* Begin INFORMATION SHOWN *

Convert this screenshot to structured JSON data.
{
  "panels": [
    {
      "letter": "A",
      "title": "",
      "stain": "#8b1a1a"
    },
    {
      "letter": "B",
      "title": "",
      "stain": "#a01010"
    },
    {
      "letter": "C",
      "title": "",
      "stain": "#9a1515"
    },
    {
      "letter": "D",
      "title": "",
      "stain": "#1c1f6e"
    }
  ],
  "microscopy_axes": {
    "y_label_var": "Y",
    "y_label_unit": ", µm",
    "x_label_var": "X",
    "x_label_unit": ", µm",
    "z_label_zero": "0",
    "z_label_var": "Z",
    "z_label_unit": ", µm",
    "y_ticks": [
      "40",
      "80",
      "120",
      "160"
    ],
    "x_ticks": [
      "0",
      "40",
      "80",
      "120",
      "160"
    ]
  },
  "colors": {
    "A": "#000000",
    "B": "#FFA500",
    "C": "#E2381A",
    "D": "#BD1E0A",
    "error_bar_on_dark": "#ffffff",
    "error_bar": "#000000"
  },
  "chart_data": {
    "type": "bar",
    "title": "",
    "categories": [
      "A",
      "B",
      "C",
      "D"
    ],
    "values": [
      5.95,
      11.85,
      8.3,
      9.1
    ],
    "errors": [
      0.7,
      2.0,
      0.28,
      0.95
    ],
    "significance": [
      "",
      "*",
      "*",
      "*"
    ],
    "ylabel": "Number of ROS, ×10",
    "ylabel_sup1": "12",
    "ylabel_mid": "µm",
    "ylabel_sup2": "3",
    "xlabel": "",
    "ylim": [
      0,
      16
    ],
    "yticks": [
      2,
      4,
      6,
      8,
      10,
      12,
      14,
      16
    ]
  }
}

* End INFORMATION SHOWN *

__EXERCISE BRIEF__
Show every line of the records above that contains the word "stain".

__SOLVED PROBLEM__
      "stain": "#8b1a1a"
      "stain": "#a01010"
      "stain": "#9a1515"
      "stain": "#1c1f6e"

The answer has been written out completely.